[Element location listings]
------------------------------------------------------------

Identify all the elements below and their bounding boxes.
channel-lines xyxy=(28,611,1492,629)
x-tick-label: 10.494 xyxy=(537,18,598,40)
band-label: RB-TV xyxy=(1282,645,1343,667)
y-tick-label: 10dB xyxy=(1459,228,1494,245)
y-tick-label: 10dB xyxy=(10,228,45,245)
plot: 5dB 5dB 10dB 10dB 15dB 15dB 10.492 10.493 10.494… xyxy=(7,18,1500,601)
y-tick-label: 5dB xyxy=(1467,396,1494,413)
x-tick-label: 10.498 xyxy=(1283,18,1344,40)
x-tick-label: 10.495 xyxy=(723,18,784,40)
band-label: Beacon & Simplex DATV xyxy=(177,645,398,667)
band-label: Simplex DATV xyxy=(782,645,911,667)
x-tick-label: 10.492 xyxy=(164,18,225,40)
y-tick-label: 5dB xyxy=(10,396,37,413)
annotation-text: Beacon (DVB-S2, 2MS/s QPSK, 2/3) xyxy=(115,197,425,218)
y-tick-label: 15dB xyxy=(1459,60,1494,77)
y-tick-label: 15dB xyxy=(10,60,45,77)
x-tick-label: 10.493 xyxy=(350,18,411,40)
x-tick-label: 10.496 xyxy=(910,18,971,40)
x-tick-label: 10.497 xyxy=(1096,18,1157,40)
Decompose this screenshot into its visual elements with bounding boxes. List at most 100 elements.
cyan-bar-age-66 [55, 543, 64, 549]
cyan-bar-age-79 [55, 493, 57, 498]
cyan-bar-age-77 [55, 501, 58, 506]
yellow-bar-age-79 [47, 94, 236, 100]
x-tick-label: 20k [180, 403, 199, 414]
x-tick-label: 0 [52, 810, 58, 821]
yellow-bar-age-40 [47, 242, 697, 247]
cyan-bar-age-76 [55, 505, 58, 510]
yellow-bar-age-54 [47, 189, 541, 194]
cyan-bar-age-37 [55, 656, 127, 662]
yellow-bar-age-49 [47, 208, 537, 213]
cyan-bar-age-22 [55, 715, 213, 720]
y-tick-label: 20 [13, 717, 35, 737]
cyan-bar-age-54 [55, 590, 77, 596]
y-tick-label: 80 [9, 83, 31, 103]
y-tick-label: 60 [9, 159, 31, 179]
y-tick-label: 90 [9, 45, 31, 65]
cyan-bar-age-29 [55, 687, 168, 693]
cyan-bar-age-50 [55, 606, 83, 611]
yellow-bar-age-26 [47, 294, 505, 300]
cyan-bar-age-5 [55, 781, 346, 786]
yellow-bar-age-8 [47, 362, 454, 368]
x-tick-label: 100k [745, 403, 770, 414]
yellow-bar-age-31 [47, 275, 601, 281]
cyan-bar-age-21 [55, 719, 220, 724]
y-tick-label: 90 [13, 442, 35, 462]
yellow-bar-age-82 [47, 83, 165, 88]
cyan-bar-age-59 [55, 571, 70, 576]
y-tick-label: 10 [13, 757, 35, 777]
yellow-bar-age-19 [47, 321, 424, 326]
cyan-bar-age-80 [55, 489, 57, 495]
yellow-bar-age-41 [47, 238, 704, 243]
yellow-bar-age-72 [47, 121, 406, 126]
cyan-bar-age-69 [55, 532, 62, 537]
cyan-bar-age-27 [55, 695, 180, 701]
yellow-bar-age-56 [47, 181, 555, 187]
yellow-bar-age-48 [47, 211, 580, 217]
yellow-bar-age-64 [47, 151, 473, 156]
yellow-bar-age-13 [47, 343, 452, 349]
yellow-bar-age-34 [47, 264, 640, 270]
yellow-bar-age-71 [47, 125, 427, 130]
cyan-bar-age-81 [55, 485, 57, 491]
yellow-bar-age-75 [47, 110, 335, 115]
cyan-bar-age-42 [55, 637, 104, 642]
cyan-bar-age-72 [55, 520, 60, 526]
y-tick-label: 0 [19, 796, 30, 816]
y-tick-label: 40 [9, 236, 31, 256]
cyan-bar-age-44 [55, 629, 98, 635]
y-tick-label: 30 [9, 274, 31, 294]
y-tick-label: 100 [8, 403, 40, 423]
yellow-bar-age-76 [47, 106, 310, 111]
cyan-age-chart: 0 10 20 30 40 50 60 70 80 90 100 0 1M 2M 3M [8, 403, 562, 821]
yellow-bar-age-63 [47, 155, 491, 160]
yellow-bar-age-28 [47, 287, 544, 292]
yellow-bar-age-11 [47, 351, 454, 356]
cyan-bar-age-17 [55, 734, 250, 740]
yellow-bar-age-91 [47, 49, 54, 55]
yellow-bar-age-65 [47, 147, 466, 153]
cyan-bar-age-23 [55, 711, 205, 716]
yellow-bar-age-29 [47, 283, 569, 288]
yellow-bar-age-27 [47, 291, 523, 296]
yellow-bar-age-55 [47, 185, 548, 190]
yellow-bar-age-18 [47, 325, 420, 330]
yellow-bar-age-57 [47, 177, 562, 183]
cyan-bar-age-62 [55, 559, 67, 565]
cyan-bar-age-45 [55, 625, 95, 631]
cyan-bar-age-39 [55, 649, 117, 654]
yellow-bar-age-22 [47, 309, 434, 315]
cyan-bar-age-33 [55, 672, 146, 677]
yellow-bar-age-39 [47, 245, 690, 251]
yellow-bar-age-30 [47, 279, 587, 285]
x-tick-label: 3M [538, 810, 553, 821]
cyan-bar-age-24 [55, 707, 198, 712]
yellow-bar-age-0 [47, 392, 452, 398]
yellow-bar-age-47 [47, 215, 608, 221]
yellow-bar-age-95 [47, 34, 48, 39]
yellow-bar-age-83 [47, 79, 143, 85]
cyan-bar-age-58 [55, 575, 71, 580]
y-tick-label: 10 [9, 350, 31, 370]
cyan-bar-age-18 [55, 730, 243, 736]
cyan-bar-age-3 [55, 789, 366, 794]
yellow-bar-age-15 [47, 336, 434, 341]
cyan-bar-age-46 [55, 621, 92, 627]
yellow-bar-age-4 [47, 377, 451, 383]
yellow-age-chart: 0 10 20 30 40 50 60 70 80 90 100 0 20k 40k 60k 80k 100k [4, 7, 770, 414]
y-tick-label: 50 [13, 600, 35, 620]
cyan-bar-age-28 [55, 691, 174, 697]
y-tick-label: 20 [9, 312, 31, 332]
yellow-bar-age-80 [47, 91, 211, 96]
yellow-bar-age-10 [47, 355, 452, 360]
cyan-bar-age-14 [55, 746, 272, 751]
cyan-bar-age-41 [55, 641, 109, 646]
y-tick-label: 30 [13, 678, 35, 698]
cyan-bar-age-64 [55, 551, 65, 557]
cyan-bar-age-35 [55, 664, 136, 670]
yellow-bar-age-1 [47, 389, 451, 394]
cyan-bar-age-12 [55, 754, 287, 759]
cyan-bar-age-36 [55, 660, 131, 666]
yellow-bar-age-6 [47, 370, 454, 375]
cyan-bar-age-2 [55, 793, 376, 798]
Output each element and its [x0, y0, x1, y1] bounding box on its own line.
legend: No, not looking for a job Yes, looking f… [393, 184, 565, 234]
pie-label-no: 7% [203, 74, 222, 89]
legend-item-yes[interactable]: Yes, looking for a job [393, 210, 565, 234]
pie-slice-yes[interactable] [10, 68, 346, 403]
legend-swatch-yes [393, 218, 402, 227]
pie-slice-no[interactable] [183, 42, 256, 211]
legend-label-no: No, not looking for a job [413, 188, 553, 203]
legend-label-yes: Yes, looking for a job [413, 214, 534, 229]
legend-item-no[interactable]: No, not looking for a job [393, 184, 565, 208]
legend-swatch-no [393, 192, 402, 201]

------------------------------------------------------------

#### WHAT IS EXPECTED:
Turn every line of the material above into a JSON list of strings, one string per line, leaving out any blank lines.

#### FULL OUTPUT:
[
  "Identify all the elements below and their bounding boxes.",
  "channel-lines xyxy=(28,611,1492,629)",
  "x-tick-label: 10.494 xyxy=(537,18,598,40)",
  "band-label: RB-TV xyxy=(1282,645,1343,667)",
  "y-tick-label: 10dB xyxy=(1459,228,1494,245)",
  "y-tick-label: 10dB xyxy=(10,228,45,245)",
  "plot: 5dB 5dB 10dB 10dB 15dB 15dB 10.492 10.493 10.494… xyxy=(7,18,1500,601)",
  "y-tick-label: 5dB xyxy=(1467,396,1494,413)",
  "x-tick-label: 10.498 xyxy=(1283,18,1344,40)",
  "x-tick-label: 10.495 xyxy=(723,18,784,40)",
  "band-label: Beacon & Simplex DATV xyxy=(177,645,398,667)",
  "band-label: Simplex DATV xyxy=(782,645,911,667)",
  "x-tick-label: 10.492 xyxy=(164,18,225,40)",
  "y-tick-label: 5dB xyxy=(10,396,37,413)",
  "annotation-text: Beacon (DVB-S2, 2MS/s QPSK, 2/3) xyxy=(115,197,425,218)",
  "y-tick-label: 15dB xyxy=(1459,60,1494,77)",
  "y-tick-label: 15dB xyxy=(10,60,45,77)",
  "x-tick-label: 10.493 xyxy=(350,18,411,40)",
  "x-tick-label: 10.496 xyxy=(910,18,971,40)",
  "x-tick-label: 10.497 xyxy=(1096,18,1157,40)",
  "Decompose this screenshot into its visual elements with bounding boxes. List at most 100 elements.",
  "cyan-bar-age-66 [55, 543, 64, 549]",
  "cyan-bar-age-79 [55, 493, 57, 498]",
  "cyan-bar-age-77 [55, 501, 58, 506]",
  "yellow-bar-age-79 [47, 94, 236, 100]",
  "x-tick-label: 20k [180, 403, 199, 414]",
  "x-tick-label: 0 [52, 810, 58, 821]",
  "yellow-bar-age-40 [47, 242, 697, 247]",
  "cyan-bar-age-76 [55, 505, 58, 510]",
  "yellow-bar-age-54 [47, 189, 541, 194]",
  "cyan-bar-age-37 [55, 656, 127, 662]",
  "yellow-bar-age-49 [47, 208, 537, 213]",
  "cyan-bar-age-22 [55, 715, 213, 720]",
  "y-tick-label: 20 [13, 717, 35, 737]",
  "cyan-bar-age-54 [55, 590, 77, 596]",
  "y-tick-label: 80 [9, 83, 31, 103]",
  "y-tick-label: 60 [9, 159, 31, 179]",
  "y-tick-label: 90 [9, 45, 31, 65]",
  "cyan-bar-age-29 [55, 687, 168, 693]",
  "cyan-bar-age-50 [55, 606, 83, 611]",
  "yellow-bar-age-26 [47, 294, 505, 300]",
  "cyan-bar-age-5 [55, 781, 346, 786]",
  "yellow-bar-age-8 [47, 362, 454, 368]",
  "x-tick-label: 100k [745, 403, 770, 414]",
  "yellow-bar-age-31 [47, 275, 601, 281]",
  "cyan-bar-age-21 [55, 719, 220, 724]",
  "y-tick-label: 90 [13, 442, 35, 462]",
  "yellow-bar-age-82 [47, 83, 165, 88]",
  "cyan-bar-age-59 [55, 571, 70, 576]",
  "y-tick-label: 10 [13, 757, 35, 777]",
  "yellow-bar-age-19 [47, 321, 424, 326]",
  "cyan-bar-age-80 [55, 489, 57, 495]",
  "yellow-bar-age-41 [47, 238, 704, 243]",
  "yellow-bar-age-72 [47, 121, 406, 126]",
  "cyan-bar-age-69 [55, 532, 62, 537]",
  "cyan-bar-age-27 [55, 695, 180, 701]",
  "yellow-bar-age-56 [47, 181, 555, 187]",
  "yellow-bar-age-48 [47, 211, 580, 217]",
  "yellow-bar-age-64 [47, 151, 473, 156]",
  "yellow-bar-age-13 [47, 343, 452, 349]",
  "yellow-bar-age-34 [47, 264, 640, 270]",
  "yellow-bar-age-71 [47, 125, 427, 130]",
  "cyan-bar-age-81 [55, 485, 57, 491]",
  "yellow-bar-age-75 [47, 110, 335, 115]",
  "cyan-bar-age-42 [55, 637, 104, 642]",
  "cyan-bar-age-72 [55, 520, 60, 526]",
  "y-tick-label: 0 [19, 796, 30, 816]",
  "y-tick-label: 40 [9, 236, 31, 256]",
  "cyan-bar-age-44 [55, 629, 98, 635]",
  "y-tick-label: 30 [9, 274, 31, 294]",
  "y-tick-label: 100 [8, 403, 40, 423]",
  "yellow-bar-age-76 [47, 106, 310, 111]",
  "cyan-age-chart: 0 10 20 30 40 50 60 70 80 90 100 0 1M 2M 3M [8, 403, 562, 821]",
  "yellow-bar-age-63 [47, 155, 491, 160]",
  "yellow-bar-age-28 [47, 287, 544, 292]",
  "yellow-bar-age-11 [47, 351, 454, 356]",
  "cyan-bar-age-17 [55, 734, 250, 740]",
  "yellow-bar-age-91 [47, 49, 54, 55]",
  "yellow-bar-age-65 [47, 147, 466, 153]",
  "cyan-bar-age-23 [55, 711, 205, 716]",
  "yellow-bar-age-29 [47, 283, 569, 288]",
  "yellow-bar-age-27 [47, 291, 523, 296]",
  "yellow-bar-age-55 [47, 185, 548, 190]",
  "yellow-bar-age-18 [47, 325, 420, 330]",
  "yellow-bar-age-57 [47, 177, 562, 183]",
  "cyan-bar-age-62 [55, 559, 67, 565]",
  "cyan-bar-age-45 [55, 625, 95, 631]",
  "cyan-bar-age-39 [55, 649, 117, 654]",
  "yellow-bar-age-22 [47, 309, 434, 315]",
  "cyan-bar-age-33 [55, 672, 146, 677]",
  "yellow-bar-age-39 [47, 245, 690, 251]",
  "yellow-bar-age-30 [47, 279, 587, 285]",
  "x-tick-label: 3M [538, 810, 553, 821]",
  "cyan-bar-age-24 [55, 707, 198, 712]",
  "yellow-bar-age-0 [47, 392, 452, 398]",
  "yellow-bar-age-47 [47, 215, 608, 221]",
  "yellow-bar-age-95 [47, 34, 48, 39]",
  "yellow-bar-age-83 [47, 79, 143, 85]",
  "cyan-bar-age-58 [55, 575, 71, 580]",
  "y-tick-label: 10 [9, 350, 31, 370]",
  "cyan-bar-age-18 [55, 730, 243, 736]",
  "cyan-bar-age-3 [55, 789, 366, 794]",
  "yellow-bar-age-15 [47, 336, 434, 341]",
  "cyan-bar-age-46 [55, 621, 92, 627]",
  "yellow-bar-age-4 [47, 377, 451, 383]",
  "yellow-age-chart: 0 10 20 30 40 50 60 70 80 90 100 0 20k 40k 60k 80k 100k [4, 7, 770, 414]",
  "y-tick-label: 50 [13, 600, 35, 620]",
  "cyan-bar-age-28 [55, 691, 174, 697]",
  "y-tick-label: 20 [9, 312, 31, 332]",
  "yellow-bar-age-80 [47, 91, 211, 96]",
  "yellow-bar-age-10 [47, 355, 452, 360]",
  "cyan-bar-age-14 [55, 746, 272, 751]",
  "cyan-bar-age-41 [55, 641, 109, 646]",
  "y-tick-label: 30 [13, 678, 35, 698]",
  "cyan-bar-age-64 [55, 551, 65, 557]",
  "cyan-bar-age-35 [55, 664, 136, 670]",
  "yellow-bar-age-1 [47, 389, 451, 394]",
  "cyan-bar-age-12 [55, 754, 287, 759]",
  "cyan-bar-age-36 [55, 660, 131, 666]",
  "yellow-bar-age-6 [47, 370, 454, 375]",
  "cyan-bar-age-2 [55, 793, 376, 798]",
  "Output each element and its [x0, y0, x1, y1] bounding box on its own line.",
  "legend: No, not looking for a job Yes, looking f… [393, 184, 565, 234]",
  "pie-label-no: 7% [203, 74, 222, 89]",
  "legend-item-yes[interactable]: Yes, looking for a job [393, 210, 565, 234]",
  "pie-slice-yes[interactable] [10, 68, 346, 403]",
  "legend-swatch-yes [393, 218, 402, 227]",
  "pie-slice-no[interactable] [183, 42, 256, 211]",
  "legend-label-no: No, not looking for a job [413, 188, 553, 203]",
  "legend-label-yes: Yes, looking for a job [413, 214, 534, 229]",
  "legend-item-no[interactable]: No, not looking for a job [393, 184, 565, 208]",
  "legend-swatch-no [393, 192, 402, 201]"
]